-- START OF Data supplied --

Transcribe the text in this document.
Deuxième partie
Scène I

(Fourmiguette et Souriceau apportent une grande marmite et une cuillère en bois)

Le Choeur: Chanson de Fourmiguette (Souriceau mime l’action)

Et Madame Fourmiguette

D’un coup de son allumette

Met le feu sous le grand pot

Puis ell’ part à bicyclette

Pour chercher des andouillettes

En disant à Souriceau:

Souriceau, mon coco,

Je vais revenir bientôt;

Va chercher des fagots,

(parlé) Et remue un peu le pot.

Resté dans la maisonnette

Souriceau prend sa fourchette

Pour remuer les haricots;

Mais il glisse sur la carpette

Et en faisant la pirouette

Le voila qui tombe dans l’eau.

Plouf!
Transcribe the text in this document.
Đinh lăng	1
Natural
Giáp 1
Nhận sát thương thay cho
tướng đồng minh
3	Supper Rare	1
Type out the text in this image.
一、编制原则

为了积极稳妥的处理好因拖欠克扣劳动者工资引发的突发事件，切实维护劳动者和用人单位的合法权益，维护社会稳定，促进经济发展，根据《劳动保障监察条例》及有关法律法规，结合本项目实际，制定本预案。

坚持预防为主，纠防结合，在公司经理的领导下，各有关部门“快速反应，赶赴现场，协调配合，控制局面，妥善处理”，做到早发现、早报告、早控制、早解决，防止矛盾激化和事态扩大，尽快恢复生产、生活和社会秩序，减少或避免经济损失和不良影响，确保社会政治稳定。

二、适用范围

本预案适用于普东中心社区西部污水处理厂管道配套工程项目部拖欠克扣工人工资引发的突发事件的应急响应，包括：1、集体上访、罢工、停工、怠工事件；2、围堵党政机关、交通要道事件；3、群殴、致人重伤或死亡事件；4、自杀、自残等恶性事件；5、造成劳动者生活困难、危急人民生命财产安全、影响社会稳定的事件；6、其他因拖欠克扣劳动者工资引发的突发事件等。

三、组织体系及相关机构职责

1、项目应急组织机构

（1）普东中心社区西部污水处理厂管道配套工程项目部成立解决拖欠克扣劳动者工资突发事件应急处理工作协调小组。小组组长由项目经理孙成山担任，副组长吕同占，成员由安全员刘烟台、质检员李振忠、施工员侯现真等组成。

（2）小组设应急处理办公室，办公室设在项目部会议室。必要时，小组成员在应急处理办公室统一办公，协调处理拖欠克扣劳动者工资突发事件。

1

-- END OF Data supplied --

■ Exercise directions: Give every line of the material again, exactly as it reads.

■ Solution:
Transcribe the text in this document.
Deuxième partie
Scène I

(Fourmiguette et Souriceau apportent une grande marmite et une cuillère en bois)

Le Choeur: Chanson de Fourmiguette (Souriceau mime l’action)

Et Madame Fourmiguette

D’un coup de son allumette

Met le feu sous le grand pot

Puis ell’ part à bicyclette

Pour chercher des andouillettes

En disant à Souriceau:

Souriceau, mon coco,

Je vais revenir bientôt;

Va chercher des fagots,

(parlé) Et remue un peu le pot.

Resté dans la maisonnette

Souriceau prend sa fourchette

Pour remuer les haricots;

Mais il glisse sur la carpette

Et en faisant la pirouette

Le voila qui tombe dans l’eau.

Plouf!
Transcribe the text in this document.
Đinh lăng	1
Natural
Giáp 1
Nhận sát thương thay cho
tướng đồng minh
3	Supper Rare	1
Type out the text in this image.
一、编制原则

为了积极稳妥的处理好因拖欠克扣劳动者工资引发的突发事件，切实维护劳动者和用人单位的合法权益，维护社会稳定，促进经济发展，根据《劳动保障监察条例》及有关法律法规，结合本项目实际，制定本预案。

坚持预防为主，纠防结合，在公司经理的领导下，各有关部门“快速反应，赶赴现场，协调配合，控制局面，妥善处理”，做到早发现、早报告、早控制、早解决，防止矛盾激化和事态扩大，尽快恢复生产、生活和社会秩序，减少或避免经济损失和不良影响，确保社会政治稳定。

二、适用范围

本预案适用于普东中心社区西部污水处理厂管道配套工程项目部拖欠克扣工人工资引发的突发事件的应急响应，包括：1、集体上访、罢工、停工、怠工事件；2、围堵党政机关、交通要道事件；3、群殴、致人重伤或死亡事件；4、自杀、自残等恶性事件；5、造成劳动者生活困难、危急人民生命财产安全、影响社会稳定的事件；6、其他因拖欠克扣劳动者工资引发的突发事件等。

三、组织体系及相关机构职责

1、项目应急组织机构

（1）普东中心社区西部污水处理厂管道配套工程项目部成立解决拖欠克扣劳动者工资突发事件应急处理工作协调小组。小组组长由项目经理孙成山担任，副组长吕同占，成员由安全员刘烟台、质检员李振忠、施工员侯现真等组成。

（2）小组设应急处理办公室，办公室设在项目部会议室。必要时，小组成员在应急处理办公室统一办公，协调处理拖欠克扣劳动者工资突发事件。

1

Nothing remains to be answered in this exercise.